**** Dataset records ****

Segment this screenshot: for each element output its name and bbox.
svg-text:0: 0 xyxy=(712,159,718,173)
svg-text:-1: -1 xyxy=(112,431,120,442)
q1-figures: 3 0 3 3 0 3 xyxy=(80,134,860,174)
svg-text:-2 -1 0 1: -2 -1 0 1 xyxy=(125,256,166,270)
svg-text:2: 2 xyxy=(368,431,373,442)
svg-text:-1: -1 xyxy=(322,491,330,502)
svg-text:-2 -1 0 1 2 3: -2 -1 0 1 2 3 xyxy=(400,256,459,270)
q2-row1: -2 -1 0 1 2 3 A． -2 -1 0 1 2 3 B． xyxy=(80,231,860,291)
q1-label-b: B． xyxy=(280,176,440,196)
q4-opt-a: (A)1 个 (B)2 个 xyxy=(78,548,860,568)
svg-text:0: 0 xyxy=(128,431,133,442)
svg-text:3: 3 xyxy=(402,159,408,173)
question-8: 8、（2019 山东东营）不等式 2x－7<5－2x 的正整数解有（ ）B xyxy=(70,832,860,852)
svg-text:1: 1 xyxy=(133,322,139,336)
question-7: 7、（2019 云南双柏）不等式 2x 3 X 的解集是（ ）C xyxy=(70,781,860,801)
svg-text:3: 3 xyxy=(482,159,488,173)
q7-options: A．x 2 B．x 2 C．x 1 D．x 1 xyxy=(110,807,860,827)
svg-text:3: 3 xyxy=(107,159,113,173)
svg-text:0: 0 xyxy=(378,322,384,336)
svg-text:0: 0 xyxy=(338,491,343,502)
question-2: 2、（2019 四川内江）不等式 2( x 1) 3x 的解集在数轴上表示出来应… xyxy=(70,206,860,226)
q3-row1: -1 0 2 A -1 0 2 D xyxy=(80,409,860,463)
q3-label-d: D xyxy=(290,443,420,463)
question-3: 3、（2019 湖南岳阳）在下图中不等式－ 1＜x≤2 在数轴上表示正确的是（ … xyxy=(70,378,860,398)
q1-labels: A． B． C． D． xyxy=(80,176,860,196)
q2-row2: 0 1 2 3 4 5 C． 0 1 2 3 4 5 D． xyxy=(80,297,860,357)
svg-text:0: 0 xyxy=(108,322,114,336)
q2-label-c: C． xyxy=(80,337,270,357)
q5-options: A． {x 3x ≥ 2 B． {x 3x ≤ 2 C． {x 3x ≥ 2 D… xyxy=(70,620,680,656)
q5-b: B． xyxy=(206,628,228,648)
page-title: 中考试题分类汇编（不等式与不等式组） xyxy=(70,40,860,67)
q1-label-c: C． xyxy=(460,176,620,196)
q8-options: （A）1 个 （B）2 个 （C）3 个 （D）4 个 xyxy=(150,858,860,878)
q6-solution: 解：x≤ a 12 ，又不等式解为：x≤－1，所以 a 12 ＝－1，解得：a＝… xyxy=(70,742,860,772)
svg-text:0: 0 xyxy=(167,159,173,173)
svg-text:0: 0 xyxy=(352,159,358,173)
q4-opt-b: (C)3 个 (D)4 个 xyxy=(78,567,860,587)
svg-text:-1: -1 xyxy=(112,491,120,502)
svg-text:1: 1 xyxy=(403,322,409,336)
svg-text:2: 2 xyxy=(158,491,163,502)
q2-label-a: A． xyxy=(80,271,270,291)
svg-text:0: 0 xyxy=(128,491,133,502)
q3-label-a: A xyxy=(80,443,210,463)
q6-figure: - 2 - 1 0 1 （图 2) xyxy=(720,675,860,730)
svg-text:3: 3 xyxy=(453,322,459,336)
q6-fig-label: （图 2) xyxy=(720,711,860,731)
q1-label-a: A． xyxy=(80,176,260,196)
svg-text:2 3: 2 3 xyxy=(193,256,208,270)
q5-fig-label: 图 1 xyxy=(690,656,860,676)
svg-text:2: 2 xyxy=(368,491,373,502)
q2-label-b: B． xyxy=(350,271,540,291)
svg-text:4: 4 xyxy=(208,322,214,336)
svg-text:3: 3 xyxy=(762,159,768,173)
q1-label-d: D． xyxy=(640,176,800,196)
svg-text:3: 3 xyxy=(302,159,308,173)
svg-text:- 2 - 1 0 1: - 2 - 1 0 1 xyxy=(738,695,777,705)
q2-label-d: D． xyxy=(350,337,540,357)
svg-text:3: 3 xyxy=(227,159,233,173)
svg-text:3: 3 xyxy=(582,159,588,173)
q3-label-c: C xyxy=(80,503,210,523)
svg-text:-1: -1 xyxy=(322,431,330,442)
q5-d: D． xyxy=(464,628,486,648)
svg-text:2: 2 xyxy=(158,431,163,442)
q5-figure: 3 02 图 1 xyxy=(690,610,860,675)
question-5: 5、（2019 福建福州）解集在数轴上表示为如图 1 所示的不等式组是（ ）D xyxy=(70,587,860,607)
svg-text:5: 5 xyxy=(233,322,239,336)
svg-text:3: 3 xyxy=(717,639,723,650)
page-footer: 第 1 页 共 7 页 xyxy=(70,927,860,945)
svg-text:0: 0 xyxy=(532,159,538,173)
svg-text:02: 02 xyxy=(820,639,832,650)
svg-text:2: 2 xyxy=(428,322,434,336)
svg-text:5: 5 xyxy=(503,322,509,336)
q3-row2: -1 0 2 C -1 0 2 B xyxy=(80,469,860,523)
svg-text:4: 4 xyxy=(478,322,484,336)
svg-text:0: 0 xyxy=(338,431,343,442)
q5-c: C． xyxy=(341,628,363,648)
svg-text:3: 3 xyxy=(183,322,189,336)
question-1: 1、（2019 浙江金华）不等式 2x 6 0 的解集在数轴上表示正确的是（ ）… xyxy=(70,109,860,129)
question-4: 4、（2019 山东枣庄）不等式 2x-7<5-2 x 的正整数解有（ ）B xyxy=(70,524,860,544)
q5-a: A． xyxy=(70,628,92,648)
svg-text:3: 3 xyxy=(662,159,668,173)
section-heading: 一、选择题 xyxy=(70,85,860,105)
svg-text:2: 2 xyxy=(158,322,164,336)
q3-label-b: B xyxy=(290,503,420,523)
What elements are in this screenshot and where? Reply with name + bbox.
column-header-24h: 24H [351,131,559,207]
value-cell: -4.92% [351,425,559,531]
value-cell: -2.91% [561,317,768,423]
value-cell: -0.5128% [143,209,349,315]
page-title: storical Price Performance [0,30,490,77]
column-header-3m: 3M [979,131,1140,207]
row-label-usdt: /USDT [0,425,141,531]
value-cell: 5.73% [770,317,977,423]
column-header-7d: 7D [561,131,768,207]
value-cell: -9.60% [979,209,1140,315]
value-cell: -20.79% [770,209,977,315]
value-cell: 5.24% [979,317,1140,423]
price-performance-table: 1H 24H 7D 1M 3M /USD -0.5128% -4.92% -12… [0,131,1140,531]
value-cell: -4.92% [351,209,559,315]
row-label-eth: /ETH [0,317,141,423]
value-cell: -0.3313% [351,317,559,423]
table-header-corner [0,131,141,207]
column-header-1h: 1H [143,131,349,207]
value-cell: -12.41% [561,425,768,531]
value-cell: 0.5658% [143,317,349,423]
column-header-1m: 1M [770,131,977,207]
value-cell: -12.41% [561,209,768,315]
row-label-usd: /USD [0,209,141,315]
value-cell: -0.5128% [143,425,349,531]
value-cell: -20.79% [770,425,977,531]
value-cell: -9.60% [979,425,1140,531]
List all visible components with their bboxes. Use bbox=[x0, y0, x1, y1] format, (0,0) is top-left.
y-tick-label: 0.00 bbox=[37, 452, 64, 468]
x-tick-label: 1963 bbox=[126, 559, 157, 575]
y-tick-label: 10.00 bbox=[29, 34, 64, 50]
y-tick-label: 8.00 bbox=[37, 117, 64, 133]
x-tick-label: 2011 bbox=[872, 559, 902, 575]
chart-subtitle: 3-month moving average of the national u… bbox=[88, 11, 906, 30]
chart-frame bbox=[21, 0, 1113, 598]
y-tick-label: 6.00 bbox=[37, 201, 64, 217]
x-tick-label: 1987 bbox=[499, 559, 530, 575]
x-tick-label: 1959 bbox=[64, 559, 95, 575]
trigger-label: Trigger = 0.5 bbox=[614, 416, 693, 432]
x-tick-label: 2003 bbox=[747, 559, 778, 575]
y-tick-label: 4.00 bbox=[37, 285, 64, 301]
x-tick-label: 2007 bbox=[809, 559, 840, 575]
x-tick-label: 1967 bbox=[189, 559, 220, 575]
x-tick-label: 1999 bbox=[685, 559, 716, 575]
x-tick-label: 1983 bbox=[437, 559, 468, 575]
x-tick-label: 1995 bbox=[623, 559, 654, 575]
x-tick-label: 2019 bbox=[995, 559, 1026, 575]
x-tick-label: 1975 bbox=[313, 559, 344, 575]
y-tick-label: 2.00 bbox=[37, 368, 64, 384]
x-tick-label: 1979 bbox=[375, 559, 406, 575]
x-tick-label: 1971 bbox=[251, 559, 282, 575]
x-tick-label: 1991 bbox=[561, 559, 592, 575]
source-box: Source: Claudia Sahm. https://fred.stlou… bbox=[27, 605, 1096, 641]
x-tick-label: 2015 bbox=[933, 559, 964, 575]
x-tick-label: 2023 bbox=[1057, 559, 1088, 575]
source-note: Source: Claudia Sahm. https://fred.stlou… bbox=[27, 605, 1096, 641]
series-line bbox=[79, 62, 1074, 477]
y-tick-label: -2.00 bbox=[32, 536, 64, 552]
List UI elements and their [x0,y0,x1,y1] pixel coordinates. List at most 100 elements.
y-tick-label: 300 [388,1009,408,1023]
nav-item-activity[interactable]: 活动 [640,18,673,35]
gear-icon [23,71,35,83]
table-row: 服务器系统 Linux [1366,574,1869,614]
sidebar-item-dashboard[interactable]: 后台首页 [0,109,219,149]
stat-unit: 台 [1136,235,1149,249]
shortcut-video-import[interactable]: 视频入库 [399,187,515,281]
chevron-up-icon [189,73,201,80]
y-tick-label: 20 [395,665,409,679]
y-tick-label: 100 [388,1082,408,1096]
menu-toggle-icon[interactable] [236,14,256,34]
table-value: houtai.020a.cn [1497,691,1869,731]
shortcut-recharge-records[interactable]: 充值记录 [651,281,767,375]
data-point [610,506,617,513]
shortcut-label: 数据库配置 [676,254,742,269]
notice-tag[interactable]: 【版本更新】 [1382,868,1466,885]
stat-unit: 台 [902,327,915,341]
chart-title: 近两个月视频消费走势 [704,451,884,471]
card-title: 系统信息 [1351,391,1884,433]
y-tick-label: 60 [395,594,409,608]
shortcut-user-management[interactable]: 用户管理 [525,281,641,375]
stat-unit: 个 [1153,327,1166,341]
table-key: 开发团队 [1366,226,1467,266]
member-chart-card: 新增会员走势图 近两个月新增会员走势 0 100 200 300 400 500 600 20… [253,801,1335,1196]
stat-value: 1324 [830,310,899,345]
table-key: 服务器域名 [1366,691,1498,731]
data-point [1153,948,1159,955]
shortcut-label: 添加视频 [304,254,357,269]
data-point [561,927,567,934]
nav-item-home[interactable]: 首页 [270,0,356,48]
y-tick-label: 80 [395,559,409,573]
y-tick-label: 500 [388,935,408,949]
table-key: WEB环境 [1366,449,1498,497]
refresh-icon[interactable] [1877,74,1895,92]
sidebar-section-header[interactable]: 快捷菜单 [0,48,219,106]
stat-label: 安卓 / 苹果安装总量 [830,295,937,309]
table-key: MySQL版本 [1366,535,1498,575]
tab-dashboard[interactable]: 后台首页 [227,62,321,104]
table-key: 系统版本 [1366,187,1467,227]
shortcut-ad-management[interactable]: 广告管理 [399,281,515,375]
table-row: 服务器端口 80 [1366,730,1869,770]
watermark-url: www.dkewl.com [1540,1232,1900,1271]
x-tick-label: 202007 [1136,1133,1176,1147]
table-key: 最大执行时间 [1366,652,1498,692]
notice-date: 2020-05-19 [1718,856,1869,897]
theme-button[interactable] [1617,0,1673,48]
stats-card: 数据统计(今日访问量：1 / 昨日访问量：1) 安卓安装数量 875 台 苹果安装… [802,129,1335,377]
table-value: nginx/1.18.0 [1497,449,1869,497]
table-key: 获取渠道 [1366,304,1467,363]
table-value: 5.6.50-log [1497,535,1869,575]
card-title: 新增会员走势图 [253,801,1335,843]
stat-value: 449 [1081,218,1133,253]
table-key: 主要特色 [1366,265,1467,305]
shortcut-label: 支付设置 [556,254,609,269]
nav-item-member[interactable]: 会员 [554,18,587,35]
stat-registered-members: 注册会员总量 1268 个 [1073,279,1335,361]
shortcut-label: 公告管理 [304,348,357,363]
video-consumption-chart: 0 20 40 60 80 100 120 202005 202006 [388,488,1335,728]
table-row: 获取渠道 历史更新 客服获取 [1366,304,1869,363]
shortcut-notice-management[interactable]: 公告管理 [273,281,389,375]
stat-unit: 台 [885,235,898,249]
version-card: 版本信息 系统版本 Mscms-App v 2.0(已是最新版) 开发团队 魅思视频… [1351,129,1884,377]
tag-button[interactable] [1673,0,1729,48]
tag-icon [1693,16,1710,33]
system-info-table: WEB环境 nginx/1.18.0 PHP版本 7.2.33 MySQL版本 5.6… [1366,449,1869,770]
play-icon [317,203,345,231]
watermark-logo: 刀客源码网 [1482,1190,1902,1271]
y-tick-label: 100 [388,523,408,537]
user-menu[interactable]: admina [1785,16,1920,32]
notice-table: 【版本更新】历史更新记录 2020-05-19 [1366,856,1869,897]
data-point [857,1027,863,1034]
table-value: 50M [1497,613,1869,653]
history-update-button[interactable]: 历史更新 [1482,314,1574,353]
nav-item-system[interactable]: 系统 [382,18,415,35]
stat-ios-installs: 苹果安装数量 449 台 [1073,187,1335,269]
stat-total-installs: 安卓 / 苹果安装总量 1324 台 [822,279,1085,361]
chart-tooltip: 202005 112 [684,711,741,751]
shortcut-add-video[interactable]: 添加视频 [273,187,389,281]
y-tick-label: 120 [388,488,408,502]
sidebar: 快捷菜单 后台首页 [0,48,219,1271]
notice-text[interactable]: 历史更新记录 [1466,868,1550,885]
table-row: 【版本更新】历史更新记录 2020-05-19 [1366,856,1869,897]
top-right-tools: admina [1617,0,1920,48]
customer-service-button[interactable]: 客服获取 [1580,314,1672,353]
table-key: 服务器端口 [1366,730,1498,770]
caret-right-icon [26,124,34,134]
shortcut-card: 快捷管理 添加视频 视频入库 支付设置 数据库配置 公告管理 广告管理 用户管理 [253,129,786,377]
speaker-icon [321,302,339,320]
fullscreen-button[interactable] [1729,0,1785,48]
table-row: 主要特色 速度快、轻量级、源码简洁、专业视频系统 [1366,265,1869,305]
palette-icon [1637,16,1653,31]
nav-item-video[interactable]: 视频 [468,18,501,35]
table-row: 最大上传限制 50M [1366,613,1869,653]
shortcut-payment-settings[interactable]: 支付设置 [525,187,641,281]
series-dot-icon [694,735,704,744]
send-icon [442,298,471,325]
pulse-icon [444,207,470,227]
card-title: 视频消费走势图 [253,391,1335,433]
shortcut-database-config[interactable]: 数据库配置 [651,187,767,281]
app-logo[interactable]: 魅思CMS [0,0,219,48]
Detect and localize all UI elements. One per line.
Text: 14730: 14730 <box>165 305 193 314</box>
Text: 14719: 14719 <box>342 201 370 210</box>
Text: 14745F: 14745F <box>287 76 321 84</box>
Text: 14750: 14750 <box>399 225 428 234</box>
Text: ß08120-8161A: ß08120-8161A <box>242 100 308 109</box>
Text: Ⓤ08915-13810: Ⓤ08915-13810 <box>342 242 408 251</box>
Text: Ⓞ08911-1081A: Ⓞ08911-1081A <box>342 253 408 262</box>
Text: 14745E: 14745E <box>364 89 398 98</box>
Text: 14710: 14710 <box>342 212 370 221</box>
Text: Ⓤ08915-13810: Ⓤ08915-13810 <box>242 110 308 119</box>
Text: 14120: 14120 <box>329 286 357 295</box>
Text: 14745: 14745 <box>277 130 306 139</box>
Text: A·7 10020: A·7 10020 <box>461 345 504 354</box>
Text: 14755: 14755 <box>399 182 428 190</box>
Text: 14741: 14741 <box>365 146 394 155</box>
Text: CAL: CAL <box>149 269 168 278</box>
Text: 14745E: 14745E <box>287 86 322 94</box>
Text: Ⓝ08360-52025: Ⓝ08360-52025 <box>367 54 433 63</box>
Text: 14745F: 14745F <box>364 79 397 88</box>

****

Reproduce verbatim the lines of the entries from the very first line through the line containing "q6-fig-label: （图 2) xyxy=(720,711,860,731)", including that line.

Segment this screenshot: for each element output its name and bbox.
svg-text:0: 0 xyxy=(712,159,718,173)
svg-text:-1: -1 xyxy=(112,431,120,442)
q1-figures: 3 0 3 3 0 3 xyxy=(80,134,860,174)
svg-text:-2 -1 0 1: -2 -1 0 1 xyxy=(125,256,166,270)
svg-text:2: 2 xyxy=(368,431,373,442)
svg-text:-1: -1 xyxy=(322,491,330,502)
svg-text:-2 -1 0 1 2 3: -2 -1 0 1 2 3 xyxy=(400,256,459,270)
q2-row1: -2 -1 0 1 2 3 A． -2 -1 0 1 2 3 B． xyxy=(80,231,860,291)
q1-label-b: B． xyxy=(280,176,440,196)
q4-opt-a: (A)1 个 (B)2 个 xyxy=(78,548,860,568)
svg-text:0: 0 xyxy=(128,431,133,442)
svg-text:3: 3 xyxy=(402,159,408,173)
question-8: 8、（2019 山东东营）不等式 2x－7<5－2x 的正整数解有（ ）B xyxy=(70,832,860,852)
svg-text:1: 1 xyxy=(133,322,139,336)
question-7: 7、（2019 云南双柏）不等式 2x 3 X 的解集是（ ）C xyxy=(70,781,860,801)
svg-text:3: 3 xyxy=(482,159,488,173)
q7-options: A．x 2 B．x 2 C．x 1 D．x 1 xyxy=(110,807,860,827)
svg-text:3: 3 xyxy=(107,159,113,173)
svg-text:0: 0 xyxy=(378,322,384,336)
svg-text:0: 0 xyxy=(338,491,343,502)
question-2: 2、（2019 四川内江）不等式 2( x 1) 3x 的解集在数轴上表示出来应… xyxy=(70,206,860,226)
q3-row1: -1 0 2 A -1 0 2 D xyxy=(80,409,860,463)
q3-label-d: D xyxy=(290,443,420,463)
question-3: 3、（2019 湖南岳阳）在下图中不等式－ 1＜x≤2 在数轴上表示正确的是（ … xyxy=(70,378,860,398)
q1-labels: A． B． C． D． xyxy=(80,176,860,196)
q2-row2: 0 1 2 3 4 5 C． 0 1 2 3 4 5 D． xyxy=(80,297,860,357)
svg-text:0: 0 xyxy=(108,322,114,336)
q2-label-c: C． xyxy=(80,337,270,357)
q5-options: A． {x 3x ≥ 2 B． {x 3x ≤ 2 C． {x 3x ≥ 2 D… xyxy=(70,620,680,656)
q5-b: B． xyxy=(206,628,228,648)
page-title: 中考试题分类汇编（不等式与不等式组） xyxy=(70,40,860,67)
q1-label-c: C． xyxy=(460,176,620,196)
q8-options: （A）1 个 （B）2 个 （C）3 个 （D）4 个 xyxy=(150,858,860,878)
q6-solution: 解：x≤ a 12 ，又不等式解为：x≤－1，所以 a 12 ＝－1，解得：a＝… xyxy=(70,742,860,772)
svg-text:0: 0 xyxy=(167,159,173,173)
svg-text:0: 0 xyxy=(352,159,358,173)
q4-opt-b: (C)3 个 (D)4 个 xyxy=(78,567,860,587)
svg-text:-1: -1 xyxy=(112,491,120,502)
svg-text:1: 1 xyxy=(403,322,409,336)
svg-text:2: 2 xyxy=(158,491,163,502)
q2-label-a: A． xyxy=(80,271,270,291)
svg-text:0: 0 xyxy=(128,491,133,502)
q3-label-a: A xyxy=(80,443,210,463)
q6-figure: - 2 - 1 0 1 （图 2) xyxy=(720,675,860,730)
svg-text:3: 3 xyxy=(453,322,459,336)
q6-fig-label: （图 2) xyxy=(720,711,860,731)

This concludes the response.